*Exercise directions*.
Identify all lines below that hold "name" and collect them.

*Dataset entries on figures*.
====================

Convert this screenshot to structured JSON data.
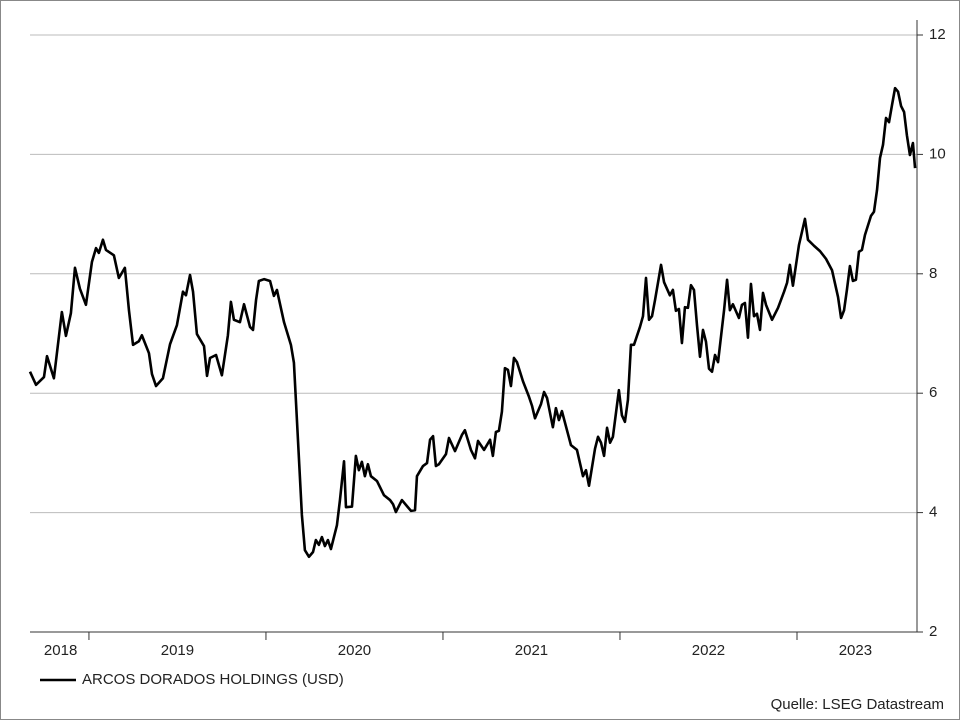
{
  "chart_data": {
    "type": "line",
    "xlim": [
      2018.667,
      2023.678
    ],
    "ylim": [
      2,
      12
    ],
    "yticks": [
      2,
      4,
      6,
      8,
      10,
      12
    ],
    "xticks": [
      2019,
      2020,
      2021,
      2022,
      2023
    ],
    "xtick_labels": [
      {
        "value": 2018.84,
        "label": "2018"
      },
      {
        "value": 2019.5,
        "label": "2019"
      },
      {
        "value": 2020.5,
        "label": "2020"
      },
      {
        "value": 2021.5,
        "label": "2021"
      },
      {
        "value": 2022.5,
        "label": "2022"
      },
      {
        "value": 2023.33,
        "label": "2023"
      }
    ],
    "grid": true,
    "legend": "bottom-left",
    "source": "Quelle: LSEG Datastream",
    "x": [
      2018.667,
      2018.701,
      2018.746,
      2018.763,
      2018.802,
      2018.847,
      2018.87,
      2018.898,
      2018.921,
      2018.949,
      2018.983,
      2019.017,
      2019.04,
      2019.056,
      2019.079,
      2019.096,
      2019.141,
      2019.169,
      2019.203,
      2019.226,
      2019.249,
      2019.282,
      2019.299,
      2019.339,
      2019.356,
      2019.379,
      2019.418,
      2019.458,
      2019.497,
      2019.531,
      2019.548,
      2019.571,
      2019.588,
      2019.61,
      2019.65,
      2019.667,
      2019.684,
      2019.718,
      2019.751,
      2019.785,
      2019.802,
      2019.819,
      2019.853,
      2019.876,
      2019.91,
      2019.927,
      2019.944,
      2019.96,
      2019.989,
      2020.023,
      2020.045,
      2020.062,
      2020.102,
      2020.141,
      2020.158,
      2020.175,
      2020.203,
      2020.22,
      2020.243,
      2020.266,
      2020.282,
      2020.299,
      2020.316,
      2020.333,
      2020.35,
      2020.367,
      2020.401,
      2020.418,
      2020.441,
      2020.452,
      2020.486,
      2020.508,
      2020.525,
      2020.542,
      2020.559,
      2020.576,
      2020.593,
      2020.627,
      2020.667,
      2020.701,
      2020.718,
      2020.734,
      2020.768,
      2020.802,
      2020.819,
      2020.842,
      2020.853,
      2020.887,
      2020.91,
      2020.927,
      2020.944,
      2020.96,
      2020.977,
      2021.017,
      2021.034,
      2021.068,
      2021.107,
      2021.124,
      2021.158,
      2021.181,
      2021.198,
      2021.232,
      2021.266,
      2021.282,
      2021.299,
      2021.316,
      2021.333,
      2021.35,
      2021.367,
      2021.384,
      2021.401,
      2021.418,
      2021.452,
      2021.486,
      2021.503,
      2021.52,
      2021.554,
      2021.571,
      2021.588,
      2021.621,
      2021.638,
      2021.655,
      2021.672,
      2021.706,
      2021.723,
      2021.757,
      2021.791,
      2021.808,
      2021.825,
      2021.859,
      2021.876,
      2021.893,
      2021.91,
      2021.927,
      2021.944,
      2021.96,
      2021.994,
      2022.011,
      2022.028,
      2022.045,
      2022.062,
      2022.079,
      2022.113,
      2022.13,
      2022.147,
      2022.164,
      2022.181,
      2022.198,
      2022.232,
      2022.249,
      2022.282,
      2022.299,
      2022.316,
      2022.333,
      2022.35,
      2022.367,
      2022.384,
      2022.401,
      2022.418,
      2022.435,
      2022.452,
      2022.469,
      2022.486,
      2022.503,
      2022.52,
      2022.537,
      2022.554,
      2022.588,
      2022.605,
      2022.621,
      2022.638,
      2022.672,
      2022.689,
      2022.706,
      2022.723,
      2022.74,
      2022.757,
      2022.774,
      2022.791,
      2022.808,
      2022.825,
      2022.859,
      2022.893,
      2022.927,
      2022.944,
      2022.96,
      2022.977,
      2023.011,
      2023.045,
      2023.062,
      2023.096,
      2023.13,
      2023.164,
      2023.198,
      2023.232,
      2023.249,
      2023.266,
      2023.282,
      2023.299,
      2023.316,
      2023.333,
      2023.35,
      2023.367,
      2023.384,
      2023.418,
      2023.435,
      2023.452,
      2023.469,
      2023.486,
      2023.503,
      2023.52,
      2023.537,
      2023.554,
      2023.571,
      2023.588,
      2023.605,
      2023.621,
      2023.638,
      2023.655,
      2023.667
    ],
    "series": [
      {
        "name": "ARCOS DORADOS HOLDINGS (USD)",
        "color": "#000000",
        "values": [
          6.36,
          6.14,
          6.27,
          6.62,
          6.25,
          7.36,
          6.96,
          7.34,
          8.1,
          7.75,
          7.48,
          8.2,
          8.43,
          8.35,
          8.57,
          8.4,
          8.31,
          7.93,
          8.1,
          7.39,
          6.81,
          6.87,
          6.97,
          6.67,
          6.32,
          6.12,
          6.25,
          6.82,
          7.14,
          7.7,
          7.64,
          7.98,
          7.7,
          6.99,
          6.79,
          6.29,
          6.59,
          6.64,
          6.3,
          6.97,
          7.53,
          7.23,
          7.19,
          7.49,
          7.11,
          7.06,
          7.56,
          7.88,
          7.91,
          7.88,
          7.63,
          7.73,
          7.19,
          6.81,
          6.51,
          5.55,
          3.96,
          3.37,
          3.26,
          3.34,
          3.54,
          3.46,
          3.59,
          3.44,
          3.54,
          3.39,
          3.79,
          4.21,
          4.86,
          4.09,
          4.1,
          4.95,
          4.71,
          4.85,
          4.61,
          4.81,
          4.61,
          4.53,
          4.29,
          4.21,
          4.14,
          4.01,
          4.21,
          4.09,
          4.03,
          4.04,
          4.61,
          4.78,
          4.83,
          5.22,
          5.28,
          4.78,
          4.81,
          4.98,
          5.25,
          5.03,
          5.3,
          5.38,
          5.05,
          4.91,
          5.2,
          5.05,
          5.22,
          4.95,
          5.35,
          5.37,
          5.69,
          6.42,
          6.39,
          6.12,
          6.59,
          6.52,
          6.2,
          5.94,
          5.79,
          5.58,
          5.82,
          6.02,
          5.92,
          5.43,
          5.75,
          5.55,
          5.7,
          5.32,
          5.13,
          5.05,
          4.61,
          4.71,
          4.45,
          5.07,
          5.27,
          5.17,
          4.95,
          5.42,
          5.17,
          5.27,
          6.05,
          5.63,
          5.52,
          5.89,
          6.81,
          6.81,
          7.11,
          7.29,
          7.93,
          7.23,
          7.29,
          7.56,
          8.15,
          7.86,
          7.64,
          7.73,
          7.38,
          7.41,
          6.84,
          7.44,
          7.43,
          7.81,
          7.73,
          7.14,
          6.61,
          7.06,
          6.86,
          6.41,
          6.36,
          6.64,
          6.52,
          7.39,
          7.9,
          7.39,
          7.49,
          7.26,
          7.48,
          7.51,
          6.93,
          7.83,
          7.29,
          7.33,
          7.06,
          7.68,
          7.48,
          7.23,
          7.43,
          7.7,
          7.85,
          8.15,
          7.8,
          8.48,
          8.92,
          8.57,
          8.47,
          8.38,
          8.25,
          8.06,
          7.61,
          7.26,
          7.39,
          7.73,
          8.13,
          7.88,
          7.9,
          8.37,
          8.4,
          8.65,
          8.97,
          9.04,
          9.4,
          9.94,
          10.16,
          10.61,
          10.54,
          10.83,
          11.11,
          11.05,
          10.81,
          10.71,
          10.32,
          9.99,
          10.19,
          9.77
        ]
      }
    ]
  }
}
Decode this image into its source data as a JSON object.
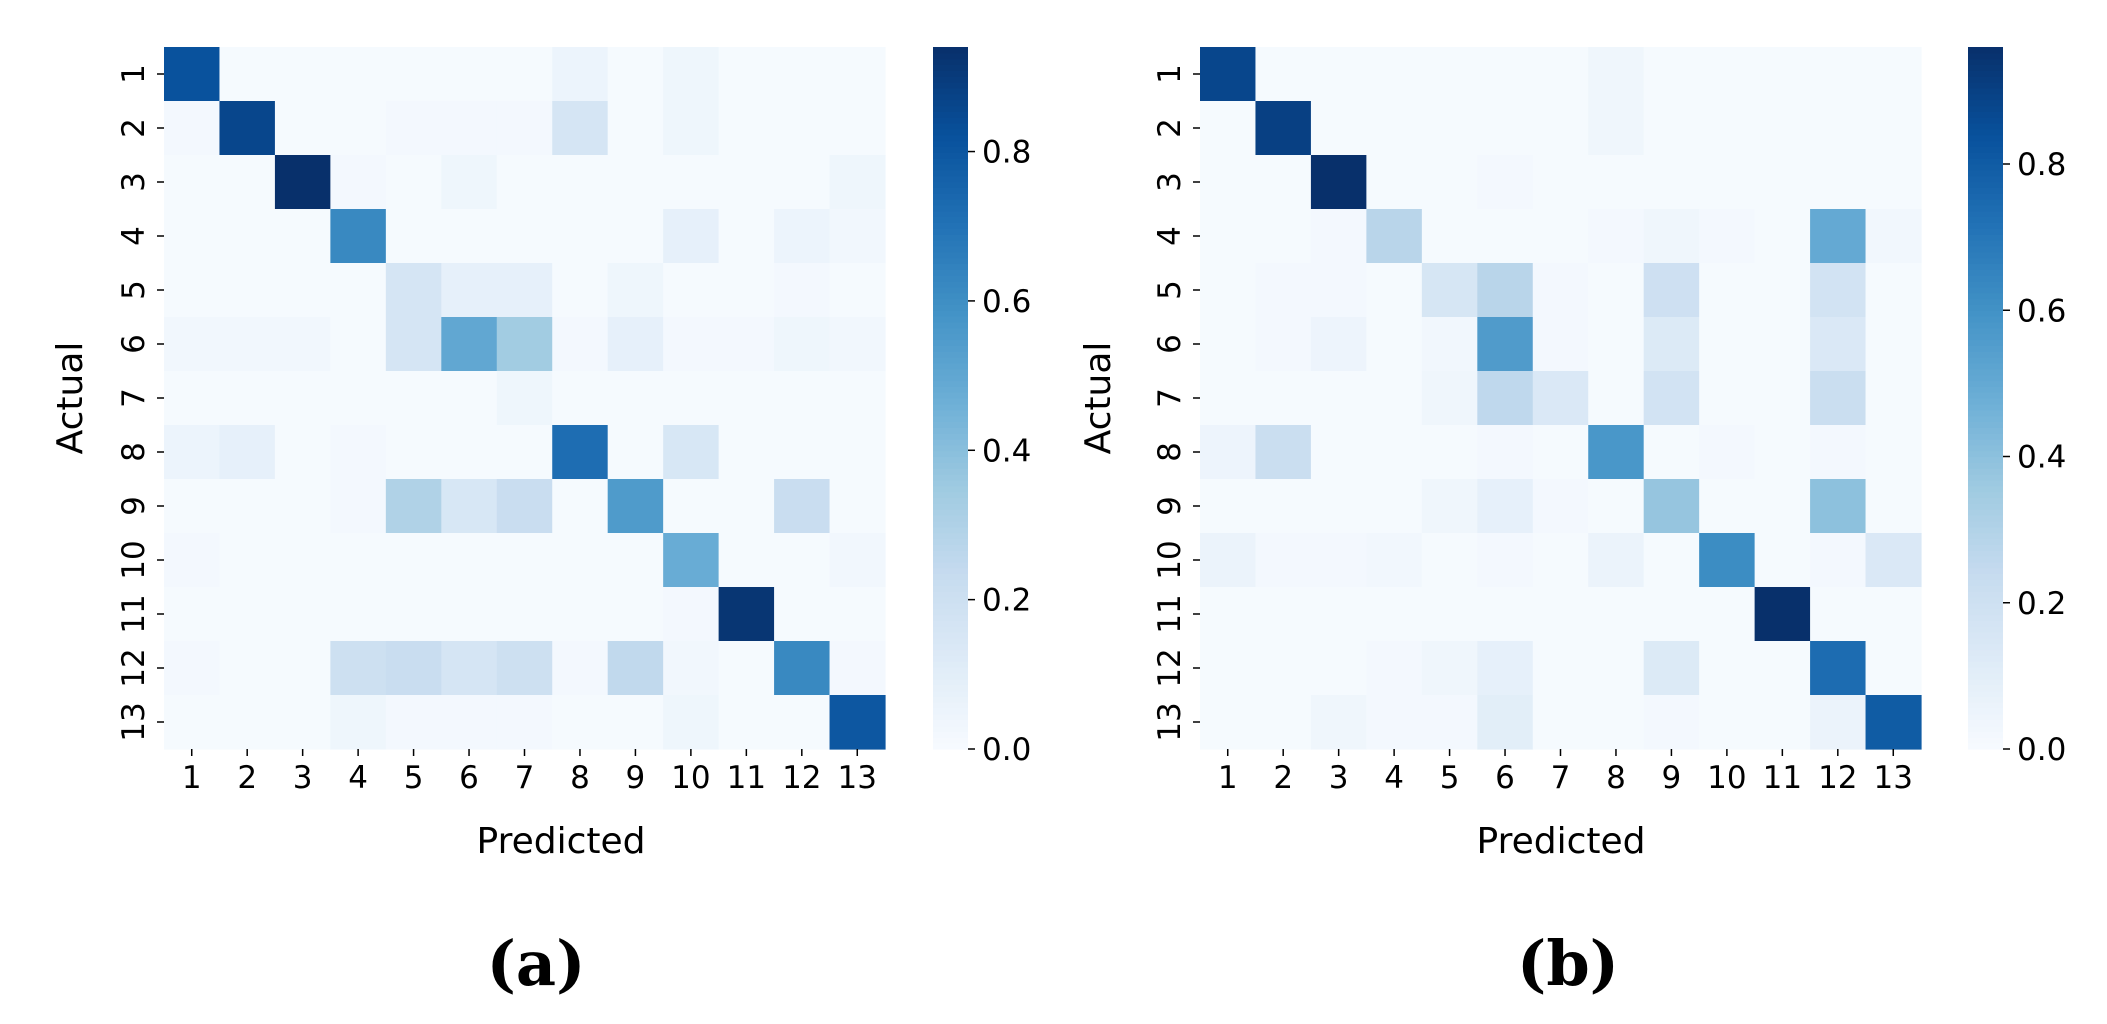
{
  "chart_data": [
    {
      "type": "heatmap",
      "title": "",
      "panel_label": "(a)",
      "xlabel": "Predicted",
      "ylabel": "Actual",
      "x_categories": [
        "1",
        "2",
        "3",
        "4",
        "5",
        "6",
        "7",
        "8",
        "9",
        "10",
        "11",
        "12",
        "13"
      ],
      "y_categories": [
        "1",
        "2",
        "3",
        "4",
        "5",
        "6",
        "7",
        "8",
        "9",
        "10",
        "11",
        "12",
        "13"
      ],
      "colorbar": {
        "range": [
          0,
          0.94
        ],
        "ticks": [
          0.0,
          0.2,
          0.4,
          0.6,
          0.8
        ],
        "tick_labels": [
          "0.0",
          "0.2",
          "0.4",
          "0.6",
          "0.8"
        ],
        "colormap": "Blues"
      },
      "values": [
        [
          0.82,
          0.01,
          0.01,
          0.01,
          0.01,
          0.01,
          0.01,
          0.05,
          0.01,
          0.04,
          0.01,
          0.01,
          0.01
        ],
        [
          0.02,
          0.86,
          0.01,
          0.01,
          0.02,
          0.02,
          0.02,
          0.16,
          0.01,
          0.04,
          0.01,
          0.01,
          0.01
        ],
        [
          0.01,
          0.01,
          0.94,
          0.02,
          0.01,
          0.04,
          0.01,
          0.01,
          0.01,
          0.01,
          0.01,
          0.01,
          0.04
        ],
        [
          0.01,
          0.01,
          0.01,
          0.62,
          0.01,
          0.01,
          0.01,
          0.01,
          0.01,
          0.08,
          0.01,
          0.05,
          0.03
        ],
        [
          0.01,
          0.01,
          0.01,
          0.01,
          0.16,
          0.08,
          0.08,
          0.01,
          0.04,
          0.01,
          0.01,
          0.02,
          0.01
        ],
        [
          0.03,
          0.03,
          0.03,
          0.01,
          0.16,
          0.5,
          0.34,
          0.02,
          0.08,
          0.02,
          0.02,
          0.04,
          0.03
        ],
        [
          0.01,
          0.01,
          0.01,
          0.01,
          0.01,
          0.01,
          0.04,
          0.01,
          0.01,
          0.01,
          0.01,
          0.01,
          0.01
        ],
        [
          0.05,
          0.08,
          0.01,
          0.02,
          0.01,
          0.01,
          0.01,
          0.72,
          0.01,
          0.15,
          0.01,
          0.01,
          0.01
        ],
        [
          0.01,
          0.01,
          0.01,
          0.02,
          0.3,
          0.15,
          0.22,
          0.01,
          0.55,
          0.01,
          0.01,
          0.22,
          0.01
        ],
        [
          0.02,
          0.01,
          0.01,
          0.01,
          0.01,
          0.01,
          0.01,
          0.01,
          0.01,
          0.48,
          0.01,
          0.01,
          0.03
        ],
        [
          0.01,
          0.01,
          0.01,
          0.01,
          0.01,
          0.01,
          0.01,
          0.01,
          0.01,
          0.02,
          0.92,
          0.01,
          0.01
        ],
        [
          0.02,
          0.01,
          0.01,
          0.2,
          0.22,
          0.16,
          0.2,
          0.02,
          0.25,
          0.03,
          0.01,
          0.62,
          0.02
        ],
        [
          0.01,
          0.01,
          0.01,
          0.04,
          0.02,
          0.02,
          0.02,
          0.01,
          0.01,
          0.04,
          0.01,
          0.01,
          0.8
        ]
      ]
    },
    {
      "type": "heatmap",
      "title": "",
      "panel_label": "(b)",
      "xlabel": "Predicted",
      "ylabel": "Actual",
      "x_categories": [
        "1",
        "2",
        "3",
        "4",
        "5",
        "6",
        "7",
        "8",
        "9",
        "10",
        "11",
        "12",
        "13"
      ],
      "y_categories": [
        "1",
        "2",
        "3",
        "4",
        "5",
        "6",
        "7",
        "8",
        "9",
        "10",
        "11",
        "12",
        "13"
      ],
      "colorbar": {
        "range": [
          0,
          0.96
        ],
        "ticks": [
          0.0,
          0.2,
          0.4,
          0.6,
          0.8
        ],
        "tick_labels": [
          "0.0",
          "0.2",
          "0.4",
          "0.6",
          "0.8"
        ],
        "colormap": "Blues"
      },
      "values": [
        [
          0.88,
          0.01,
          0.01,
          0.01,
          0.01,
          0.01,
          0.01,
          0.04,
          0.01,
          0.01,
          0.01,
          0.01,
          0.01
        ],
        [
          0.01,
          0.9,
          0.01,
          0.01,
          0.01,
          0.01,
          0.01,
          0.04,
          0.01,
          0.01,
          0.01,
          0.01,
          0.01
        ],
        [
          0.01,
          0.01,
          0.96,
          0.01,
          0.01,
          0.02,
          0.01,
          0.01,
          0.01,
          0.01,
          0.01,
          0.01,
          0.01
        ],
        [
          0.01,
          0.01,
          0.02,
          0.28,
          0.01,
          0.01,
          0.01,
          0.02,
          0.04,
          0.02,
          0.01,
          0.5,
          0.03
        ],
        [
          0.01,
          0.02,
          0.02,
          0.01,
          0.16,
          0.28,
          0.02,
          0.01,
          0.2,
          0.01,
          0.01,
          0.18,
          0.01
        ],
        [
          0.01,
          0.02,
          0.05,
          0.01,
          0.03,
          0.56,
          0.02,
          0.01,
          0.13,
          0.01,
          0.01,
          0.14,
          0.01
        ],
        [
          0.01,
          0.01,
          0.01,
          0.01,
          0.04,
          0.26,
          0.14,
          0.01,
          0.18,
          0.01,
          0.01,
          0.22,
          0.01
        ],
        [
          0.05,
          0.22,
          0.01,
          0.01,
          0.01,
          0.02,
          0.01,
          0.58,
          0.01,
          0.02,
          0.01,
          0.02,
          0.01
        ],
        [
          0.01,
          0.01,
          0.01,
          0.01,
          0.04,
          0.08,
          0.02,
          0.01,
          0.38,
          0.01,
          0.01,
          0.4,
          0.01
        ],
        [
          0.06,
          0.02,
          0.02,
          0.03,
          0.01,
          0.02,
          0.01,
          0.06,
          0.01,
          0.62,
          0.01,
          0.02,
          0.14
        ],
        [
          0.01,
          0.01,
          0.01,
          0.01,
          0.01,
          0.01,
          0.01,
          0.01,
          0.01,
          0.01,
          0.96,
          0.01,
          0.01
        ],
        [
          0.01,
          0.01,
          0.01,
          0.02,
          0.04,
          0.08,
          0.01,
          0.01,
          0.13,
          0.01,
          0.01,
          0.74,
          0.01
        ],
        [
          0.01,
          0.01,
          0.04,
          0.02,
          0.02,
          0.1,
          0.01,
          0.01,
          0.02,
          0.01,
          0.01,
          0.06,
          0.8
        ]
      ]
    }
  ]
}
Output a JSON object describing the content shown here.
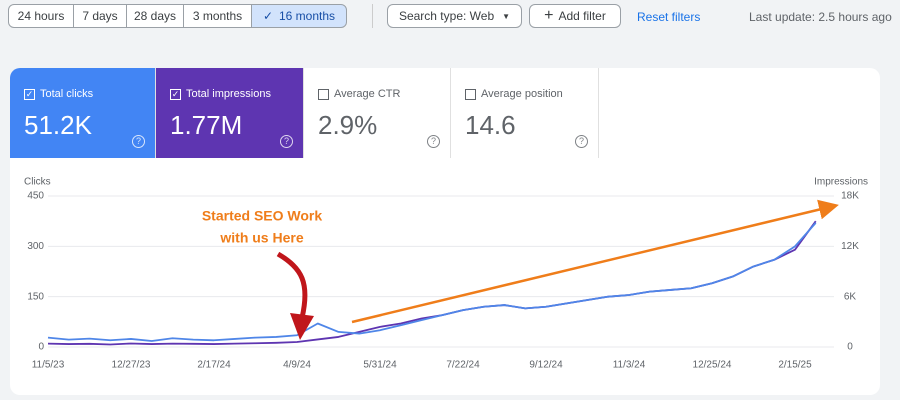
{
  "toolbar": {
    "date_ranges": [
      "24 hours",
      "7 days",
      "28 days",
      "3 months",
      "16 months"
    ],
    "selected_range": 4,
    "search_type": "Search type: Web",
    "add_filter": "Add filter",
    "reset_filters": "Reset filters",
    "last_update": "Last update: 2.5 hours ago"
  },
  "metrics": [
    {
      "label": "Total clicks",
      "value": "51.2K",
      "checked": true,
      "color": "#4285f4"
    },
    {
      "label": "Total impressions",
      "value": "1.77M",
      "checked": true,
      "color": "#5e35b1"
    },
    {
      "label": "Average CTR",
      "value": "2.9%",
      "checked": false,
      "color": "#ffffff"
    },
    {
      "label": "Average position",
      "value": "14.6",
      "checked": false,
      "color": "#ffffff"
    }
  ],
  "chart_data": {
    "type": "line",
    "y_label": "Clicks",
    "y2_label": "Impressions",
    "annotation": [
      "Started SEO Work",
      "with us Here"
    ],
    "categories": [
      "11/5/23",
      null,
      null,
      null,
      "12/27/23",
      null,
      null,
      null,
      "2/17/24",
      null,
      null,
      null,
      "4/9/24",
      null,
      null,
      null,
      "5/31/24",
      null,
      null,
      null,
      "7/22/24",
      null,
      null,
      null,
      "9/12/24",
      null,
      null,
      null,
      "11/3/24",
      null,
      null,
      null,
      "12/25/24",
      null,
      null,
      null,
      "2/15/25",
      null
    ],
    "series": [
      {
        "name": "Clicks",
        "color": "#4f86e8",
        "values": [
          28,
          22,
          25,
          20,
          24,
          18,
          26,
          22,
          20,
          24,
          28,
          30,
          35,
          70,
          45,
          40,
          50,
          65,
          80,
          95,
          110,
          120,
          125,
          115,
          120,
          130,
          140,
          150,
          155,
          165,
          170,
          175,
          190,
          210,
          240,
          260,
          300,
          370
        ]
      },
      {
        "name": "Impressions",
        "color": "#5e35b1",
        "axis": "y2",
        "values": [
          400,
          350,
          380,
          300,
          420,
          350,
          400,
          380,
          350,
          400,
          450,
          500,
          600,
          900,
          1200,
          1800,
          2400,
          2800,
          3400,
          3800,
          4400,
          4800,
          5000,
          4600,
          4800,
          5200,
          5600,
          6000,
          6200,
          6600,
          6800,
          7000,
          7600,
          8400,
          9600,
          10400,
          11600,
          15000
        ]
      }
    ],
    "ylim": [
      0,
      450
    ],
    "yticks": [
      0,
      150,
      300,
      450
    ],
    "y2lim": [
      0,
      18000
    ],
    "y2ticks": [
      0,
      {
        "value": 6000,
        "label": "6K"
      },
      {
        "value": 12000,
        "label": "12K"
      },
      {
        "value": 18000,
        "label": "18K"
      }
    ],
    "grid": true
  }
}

====================

*Answer for the task*.
        "name": "ARCOS DORADOS HOLDINGS (USD)",
        "name": "Clicks",
        "name": "Impressions",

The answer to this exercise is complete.